#### Saved data entries:
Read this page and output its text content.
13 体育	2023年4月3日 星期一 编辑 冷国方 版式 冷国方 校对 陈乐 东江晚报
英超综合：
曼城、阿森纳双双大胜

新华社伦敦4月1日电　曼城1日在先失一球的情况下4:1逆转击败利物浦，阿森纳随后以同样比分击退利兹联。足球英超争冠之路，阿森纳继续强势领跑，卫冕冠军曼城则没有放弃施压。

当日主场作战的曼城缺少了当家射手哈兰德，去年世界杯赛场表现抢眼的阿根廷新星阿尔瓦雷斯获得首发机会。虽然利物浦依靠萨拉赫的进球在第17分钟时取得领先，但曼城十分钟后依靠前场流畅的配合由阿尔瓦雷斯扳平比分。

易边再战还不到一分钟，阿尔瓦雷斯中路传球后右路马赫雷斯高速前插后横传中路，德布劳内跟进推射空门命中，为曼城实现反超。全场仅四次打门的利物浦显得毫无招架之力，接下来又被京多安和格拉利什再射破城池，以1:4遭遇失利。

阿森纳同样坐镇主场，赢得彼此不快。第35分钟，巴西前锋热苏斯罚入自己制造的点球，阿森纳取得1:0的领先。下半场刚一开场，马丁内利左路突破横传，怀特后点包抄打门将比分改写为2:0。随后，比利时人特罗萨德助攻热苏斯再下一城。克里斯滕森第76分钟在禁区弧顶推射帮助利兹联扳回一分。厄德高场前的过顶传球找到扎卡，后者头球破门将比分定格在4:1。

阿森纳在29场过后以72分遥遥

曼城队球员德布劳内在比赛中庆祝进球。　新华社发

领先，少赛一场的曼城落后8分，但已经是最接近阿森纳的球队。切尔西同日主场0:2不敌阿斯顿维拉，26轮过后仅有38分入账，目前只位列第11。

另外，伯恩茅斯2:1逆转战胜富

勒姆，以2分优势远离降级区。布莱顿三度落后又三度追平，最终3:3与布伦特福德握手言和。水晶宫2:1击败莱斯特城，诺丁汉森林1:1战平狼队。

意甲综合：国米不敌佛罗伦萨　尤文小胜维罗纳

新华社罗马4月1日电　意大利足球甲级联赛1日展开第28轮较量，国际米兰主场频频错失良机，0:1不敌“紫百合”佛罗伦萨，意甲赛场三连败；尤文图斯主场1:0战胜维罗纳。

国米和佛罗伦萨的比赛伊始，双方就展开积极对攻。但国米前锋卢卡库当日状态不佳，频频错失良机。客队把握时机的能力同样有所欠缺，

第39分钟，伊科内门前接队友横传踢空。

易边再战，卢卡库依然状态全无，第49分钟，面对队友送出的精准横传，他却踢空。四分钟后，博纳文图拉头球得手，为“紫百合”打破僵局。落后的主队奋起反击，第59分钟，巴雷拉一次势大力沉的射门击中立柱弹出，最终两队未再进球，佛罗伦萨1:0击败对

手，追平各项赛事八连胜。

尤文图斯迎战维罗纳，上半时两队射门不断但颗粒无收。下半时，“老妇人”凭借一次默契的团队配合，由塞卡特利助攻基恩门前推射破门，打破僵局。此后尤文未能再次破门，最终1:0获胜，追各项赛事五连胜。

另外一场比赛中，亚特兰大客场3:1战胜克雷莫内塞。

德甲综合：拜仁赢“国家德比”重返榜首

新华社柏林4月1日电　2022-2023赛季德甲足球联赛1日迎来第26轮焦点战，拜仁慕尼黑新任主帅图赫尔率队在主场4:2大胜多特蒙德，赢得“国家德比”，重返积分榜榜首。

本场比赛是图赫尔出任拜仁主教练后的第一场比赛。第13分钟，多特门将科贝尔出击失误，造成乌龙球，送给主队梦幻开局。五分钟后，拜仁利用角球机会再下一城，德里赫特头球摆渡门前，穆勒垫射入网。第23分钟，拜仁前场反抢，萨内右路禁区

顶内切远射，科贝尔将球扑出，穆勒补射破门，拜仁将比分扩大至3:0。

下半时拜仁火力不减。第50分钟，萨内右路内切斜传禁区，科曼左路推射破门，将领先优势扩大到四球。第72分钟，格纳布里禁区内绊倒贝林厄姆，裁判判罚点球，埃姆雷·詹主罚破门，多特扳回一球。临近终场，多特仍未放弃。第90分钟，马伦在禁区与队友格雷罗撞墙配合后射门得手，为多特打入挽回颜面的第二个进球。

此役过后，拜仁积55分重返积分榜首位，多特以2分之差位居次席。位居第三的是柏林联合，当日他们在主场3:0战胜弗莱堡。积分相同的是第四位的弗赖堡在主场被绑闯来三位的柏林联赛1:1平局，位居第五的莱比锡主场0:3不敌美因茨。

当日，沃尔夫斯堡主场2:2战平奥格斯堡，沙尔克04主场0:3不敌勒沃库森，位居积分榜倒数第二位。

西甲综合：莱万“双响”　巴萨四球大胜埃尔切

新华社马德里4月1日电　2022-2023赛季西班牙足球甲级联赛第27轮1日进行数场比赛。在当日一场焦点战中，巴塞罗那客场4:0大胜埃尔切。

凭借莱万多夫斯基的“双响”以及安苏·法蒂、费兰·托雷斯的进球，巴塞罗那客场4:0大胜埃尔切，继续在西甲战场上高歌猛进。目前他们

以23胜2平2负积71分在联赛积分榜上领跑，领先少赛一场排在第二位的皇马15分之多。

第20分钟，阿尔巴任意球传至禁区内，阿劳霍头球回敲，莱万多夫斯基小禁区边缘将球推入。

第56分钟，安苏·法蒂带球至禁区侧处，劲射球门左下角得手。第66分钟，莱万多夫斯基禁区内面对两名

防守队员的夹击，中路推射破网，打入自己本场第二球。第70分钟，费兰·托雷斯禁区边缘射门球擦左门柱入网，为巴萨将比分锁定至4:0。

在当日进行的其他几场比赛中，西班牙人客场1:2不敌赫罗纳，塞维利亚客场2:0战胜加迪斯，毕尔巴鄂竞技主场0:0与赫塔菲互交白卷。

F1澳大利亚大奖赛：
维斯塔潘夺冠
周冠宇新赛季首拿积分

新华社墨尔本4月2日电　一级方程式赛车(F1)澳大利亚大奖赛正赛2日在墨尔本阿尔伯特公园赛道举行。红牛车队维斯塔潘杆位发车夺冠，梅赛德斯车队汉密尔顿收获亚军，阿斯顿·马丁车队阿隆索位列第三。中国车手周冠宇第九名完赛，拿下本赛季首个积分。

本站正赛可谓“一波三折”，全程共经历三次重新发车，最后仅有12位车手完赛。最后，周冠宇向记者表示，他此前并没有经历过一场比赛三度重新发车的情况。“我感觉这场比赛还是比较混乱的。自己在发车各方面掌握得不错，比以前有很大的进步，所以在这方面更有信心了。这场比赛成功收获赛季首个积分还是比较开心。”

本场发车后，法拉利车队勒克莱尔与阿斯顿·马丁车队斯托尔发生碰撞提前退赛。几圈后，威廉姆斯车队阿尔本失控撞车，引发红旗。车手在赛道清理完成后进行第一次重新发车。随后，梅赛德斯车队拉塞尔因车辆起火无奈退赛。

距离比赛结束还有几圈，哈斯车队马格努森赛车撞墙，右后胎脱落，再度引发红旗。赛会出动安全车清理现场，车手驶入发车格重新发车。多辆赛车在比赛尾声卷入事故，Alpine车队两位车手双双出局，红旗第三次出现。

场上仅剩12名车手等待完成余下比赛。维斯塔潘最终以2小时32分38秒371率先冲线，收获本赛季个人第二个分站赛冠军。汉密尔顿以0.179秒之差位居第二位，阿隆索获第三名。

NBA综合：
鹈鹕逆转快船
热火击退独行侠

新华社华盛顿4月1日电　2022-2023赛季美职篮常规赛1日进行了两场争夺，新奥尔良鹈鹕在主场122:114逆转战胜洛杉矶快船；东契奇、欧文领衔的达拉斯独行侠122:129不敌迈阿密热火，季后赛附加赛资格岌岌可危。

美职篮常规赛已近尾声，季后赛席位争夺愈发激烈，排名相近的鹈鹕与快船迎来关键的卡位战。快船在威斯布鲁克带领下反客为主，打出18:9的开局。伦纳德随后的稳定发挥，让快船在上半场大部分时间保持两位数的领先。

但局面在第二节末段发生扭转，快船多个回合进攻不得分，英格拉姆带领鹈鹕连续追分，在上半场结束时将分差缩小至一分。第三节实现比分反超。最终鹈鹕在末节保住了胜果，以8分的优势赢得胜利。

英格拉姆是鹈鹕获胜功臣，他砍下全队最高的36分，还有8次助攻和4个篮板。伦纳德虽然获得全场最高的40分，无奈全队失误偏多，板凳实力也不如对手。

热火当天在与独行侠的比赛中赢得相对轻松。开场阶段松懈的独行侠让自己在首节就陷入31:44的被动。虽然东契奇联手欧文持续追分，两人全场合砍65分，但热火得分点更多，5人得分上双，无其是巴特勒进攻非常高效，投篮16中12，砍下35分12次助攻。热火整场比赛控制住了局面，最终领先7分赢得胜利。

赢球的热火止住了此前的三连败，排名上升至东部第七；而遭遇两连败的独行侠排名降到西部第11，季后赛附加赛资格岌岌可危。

#### REQUIRED WORK:
Copy every line from the entries that contains the word "国家德比".

#### ANSWER TO THE TASK:
德甲综合：拜仁赢“国家德比”重返榜首
新华社柏林4月1日电　2022-2023赛季德甲足球联赛1日迎来第26轮焦点战，拜仁慕尼黑新任主帅图赫尔率队在主场4:2大胜多特蒙德，赢得“国家德比”，重返积分榜榜首。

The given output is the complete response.